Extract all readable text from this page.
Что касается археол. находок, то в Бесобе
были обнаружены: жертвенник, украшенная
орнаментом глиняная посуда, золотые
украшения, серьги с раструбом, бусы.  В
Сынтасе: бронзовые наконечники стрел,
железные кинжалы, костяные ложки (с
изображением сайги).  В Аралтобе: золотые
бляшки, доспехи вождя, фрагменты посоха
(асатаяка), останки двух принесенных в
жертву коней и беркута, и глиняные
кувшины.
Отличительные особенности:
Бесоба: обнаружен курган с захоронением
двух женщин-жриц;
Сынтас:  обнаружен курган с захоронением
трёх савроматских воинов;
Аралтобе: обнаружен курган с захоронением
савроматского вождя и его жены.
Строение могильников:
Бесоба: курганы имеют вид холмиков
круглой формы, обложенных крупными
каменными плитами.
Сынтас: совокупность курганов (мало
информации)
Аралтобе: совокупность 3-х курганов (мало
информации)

--

* [DIRECTIVE]: Write down all the entries again without a single difference.

* [WRITTEN RESPONSE]:
Extract all readable text from this page.
Что касается археол. находок, то в Бесобе
были обнаружены: жертвенник, украшенная
орнаментом глиняная посуда, золотые
украшения, серьги с раструбом, бусы.  В
Сынтасе: бронзовые наконечники стрел,
железные кинжалы, костяные ложки (с
изображением сайги).  В Аралтобе: золотые
бляшки, доспехи вождя, фрагменты посоха
(асатаяка), останки двух принесенных в
жертву коней и беркута, и глиняные
кувшины.
Отличительные особенности:
Бесоба: обнаружен курган с захоронением
двух женщин-жриц;
Сынтас:  обнаружен курган с захоронением
трёх савроматских воинов;
Аралтобе: обнаружен курган с захоронением
савроматского вождя и его жены.
Строение могильников:
Бесоба: курганы имеют вид холмиков
круглой формы, обложенных крупными
каменными плитами.
Сынтас: совокупность курганов (мало
информации)
Аралтобе: совокупность 3-х курганов (мало
информации)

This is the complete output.